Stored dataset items
◇ ◇ ◇ ◇ ◇ ◇ ◇

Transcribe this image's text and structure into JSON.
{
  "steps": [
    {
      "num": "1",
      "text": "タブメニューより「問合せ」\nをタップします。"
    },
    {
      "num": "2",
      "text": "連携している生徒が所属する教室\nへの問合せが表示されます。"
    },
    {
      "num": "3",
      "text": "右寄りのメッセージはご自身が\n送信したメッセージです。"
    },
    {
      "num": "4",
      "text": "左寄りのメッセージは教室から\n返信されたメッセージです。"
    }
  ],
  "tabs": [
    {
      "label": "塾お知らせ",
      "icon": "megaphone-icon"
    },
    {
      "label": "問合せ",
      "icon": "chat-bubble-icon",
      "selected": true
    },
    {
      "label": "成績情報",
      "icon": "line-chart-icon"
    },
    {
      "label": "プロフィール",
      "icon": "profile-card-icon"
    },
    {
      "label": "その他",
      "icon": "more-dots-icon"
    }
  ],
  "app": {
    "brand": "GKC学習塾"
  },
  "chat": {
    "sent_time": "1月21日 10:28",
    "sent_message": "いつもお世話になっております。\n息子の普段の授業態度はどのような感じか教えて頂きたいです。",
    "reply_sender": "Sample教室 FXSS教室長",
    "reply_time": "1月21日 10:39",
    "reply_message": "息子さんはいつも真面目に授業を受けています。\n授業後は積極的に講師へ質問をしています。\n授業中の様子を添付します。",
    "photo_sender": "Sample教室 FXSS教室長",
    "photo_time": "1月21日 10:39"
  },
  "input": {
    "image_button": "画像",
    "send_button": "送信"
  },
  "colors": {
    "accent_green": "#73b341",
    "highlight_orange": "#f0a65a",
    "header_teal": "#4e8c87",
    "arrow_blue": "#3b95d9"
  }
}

◇ ◇ ◇ ◇ ◇ ◇ ◇

• **What to work on**
Show every line that contains the word "FXSS教室長".

• **Final answer**
    "reply_sender": "Sample教室 FXSS教室長",
    "photo_sender": "Sample教室 FXSS教室長",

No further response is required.